> **The problem**: Gather from the listing below each line that includes the word "JSON", and copy it.
>> BEGIN
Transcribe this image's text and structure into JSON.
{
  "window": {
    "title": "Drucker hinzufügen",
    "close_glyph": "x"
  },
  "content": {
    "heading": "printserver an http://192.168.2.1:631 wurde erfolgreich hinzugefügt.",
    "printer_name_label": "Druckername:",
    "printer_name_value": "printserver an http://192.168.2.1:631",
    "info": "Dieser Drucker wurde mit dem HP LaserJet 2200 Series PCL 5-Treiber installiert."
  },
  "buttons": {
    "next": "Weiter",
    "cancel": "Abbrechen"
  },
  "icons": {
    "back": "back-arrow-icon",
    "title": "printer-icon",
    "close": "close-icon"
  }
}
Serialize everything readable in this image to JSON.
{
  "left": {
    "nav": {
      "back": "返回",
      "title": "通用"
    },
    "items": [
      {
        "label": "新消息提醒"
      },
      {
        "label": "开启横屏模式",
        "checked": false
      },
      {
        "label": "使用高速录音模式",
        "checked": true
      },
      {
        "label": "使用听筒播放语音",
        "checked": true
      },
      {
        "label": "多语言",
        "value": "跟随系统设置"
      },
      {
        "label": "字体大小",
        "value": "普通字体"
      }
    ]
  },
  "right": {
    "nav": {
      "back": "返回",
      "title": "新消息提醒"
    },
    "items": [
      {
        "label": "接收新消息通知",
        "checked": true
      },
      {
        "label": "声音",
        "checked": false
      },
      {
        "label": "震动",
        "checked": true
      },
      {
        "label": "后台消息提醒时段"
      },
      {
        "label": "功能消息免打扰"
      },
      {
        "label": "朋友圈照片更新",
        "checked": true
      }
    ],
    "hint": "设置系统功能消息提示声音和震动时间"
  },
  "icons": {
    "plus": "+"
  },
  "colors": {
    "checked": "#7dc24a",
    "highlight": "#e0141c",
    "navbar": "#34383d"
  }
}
>> END
> **Task result**:
Transcribe this image's text and structure into JSON.
Serialize everything readable in this image to JSON.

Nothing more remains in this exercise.